■ EXERCISE REQUIREMENTS ■
No images are to be carried over; print all other material exactly as it stands.

■ LISTING ■
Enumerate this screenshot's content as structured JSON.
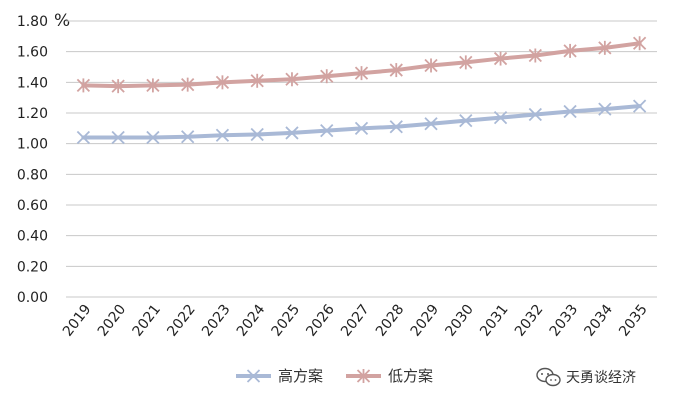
{
  "chart_data": {
    "type": "line",
    "unit_label": "%",
    "ylim": [
      0,
      1.8
    ],
    "yticks": [
      "0.00",
      "0.20",
      "0.40",
      "0.60",
      "0.80",
      "1.00",
      "1.20",
      "1.40",
      "1.60",
      "1.80"
    ],
    "grid": "horizontal",
    "legend_position": "bottom",
    "categories": [
      "2019",
      "2020",
      "2021",
      "2022",
      "2023",
      "2024",
      "2025",
      "2026",
      "2027",
      "2028",
      "2029",
      "2030",
      "2031",
      "2032",
      "2033",
      "2034",
      "2035"
    ],
    "series": [
      {
        "name": "高方案",
        "color": "#a9b9d6",
        "marker": "x",
        "values": [
          1.04,
          1.04,
          1.04,
          1.045,
          1.055,
          1.06,
          1.07,
          1.085,
          1.1,
          1.11,
          1.13,
          1.15,
          1.17,
          1.19,
          1.21,
          1.225,
          1.245
        ]
      },
      {
        "name": "低方案",
        "color": "#d2a3a1",
        "marker": "asterisk",
        "values": [
          1.38,
          1.375,
          1.38,
          1.385,
          1.4,
          1.41,
          1.42,
          1.44,
          1.46,
          1.48,
          1.51,
          1.53,
          1.555,
          1.575,
          1.605,
          1.625,
          1.655
        ]
      }
    ]
  },
  "watermark": {
    "text": "天勇谈经济",
    "icon": "wechat-icon"
  }
}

■ SOLUTION FOR THIS EXERCISE ■
Enumerate this screenshot's content as structured JSON.
{
  "chart_data": {
    "type": "line",
    "unit_label": "%",
    "ylim": [
      0,
      1.8
    ],
    "yticks": [
      "0.00",
      "0.20",
      "0.40",
      "0.60",
      "0.80",
      "1.00",
      "1.20",
      "1.40",
      "1.60",
      "1.80"
    ],
    "grid": "horizontal",
    "legend_position": "bottom",
    "categories": [
      "2019",
      "2020",
      "2021",
      "2022",
      "2023",
      "2024",
      "2025",
      "2026",
      "2027",
      "2028",
      "2029",
      "2030",
      "2031",
      "2032",
      "2033",
      "2034",
      "2035"
    ],
    "series": [
      {
        "name": "高方案",
        "color": "#a9b9d6",
        "marker": "x",
        "values": [
          1.04,
          1.04,
          1.04,
          1.045,
          1.055,
          1.06,
          1.07,
          1.085,
          1.1,
          1.11,
          1.13,
          1.15,
          1.17,
          1.19,
          1.21,
          1.225,
          1.245
        ]
      },
      {
        "name": "低方案",
        "color": "#d2a3a1",
        "marker": "asterisk",
        "values": [
          1.38,
          1.375,
          1.38,
          1.385,
          1.4,
          1.41,
          1.42,
          1.44,
          1.46,
          1.48,
          1.51,
          1.53,
          1.555,
          1.575,
          1.605,
          1.625,
          1.655
        ]
      }
    ]
  },
  "watermark": {
    "text": "天勇谈经济",
    "icon": "wechat-icon"
  }
}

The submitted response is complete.